Quote the records beneath, complete and exact. Leave out images.
-- Begin Material for this task --
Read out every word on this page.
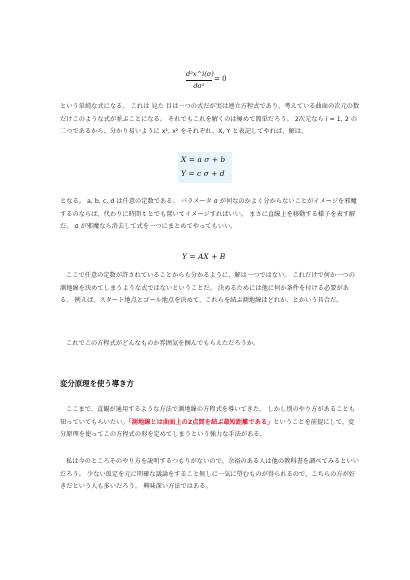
d²x^i(σ)
dσ²
= 0

という単純な式になる。 これは 見た 目は一つの式だが実は連立方程式であり、考えている曲面の次元の数だけこのような式が並ぶことになる。 それでもこれを解くのは極めて簡単だろう。 2次元なら i = 1, 2 の二つであるから、分かり易いように x¹, x² をそれぞれ、X, Y と表記してやれば、解は、

X = a σ + b
Y = c σ + d

となる。 a, b, c, d は任意の定数である。 パラメータ σ が何なのかよく分からないことがイメージを邪魔するのならば、代わりに時間 t とでも置いてイメージすればいい。 まさに直線上を移動する様子を表す解だ。 σ が邪魔なら消去して式を一つにまとめてやってもいい。

Y = AX + B

ここで任意の定数が許されていることからも分かるように、解は一つではない。 これだけで何か一つの測地線を決めてしまうような式ではないということだ。 決めるためには他に何か条件を付ける必要がある。 例えば、スタート地点とゴール地点を決めて、これらを結ぶ測地線はどれか、とかいう具合だ。

これでこの方程式がどんなものか雰囲気を掴んでもらえただろうか。

変分原理を使う導き方

ここまで、直観が通用するような方法で測地線の方程式を導いてきた。 しかし別のやり方があることも知っていてもらいたい。「測地線とは曲面上の2点間を結ぶ最短距離である」ということを前提にして、変分原理を使ってこの方程式の形を定めてしまうという強力な手法がある。

私は今のところそのやり方を説明するつもりがないので、余裕のある人は他の教科書を調べてみるといいだろう。 少ない仮定を元に明確な議論をすること無しに一気に望むものが得られるので、こちらの方が好きだという人も多いだろう。 興味深い方法ではある。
-- End Material for this task --
• **Exercise output**:
Read out every word on this page.
d²x^i(σ)
dσ²
= 0

という単純な式になる。 これは 見た 目は一つの式だが実は連立方程式であり、考えている曲面の次元の数だけこのような式が並ぶことになる。 それでもこれを解くのは極めて簡単だろう。 2次元なら i = 1, 2 の二つであるから、分かり易いように x¹, x² をそれぞれ、X, Y と表記してやれば、解は、

X = a σ + b
Y = c σ + d

となる。 a, b, c, d は任意の定数である。 パラメータ σ が何なのかよく分からないことがイメージを邪魔するのならば、代わりに時間 t とでも置いてイメージすればいい。 まさに直線上を移動する様子を表す解だ。 σ が邪魔なら消去して式を一つにまとめてやってもいい。

Y = AX + B

ここで任意の定数が許されていることからも分かるように、解は一つではない。 これだけで何か一つの測地線を決めてしまうような式ではないということだ。 決めるためには他に何か条件を付ける必要がある。 例えば、スタート地点とゴール地点を決めて、これらを結ぶ測地線はどれか、とかいう具合だ。

これでこの方程式がどんなものか雰囲気を掴んでもらえただろうか。

変分原理を使う導き方

ここまで、直観が通用するような方法で測地線の方程式を導いてきた。 しかし別のやり方があることも知っていてもらいたい。「測地線とは曲面上の2点間を結ぶ最短距離である」ということを前提にして、変分原理を使ってこの方程式の形を定めてしまうという強力な手法がある。

私は今のところそのやり方を説明するつもりがないので、余裕のある人は他の教科書を調べてみるといいだろう。 少ない仮定を元に明確な議論をすること無しに一気に望むものが得られるので、こちらの方が好きだという人も多いだろう。 興味深い方法ではある。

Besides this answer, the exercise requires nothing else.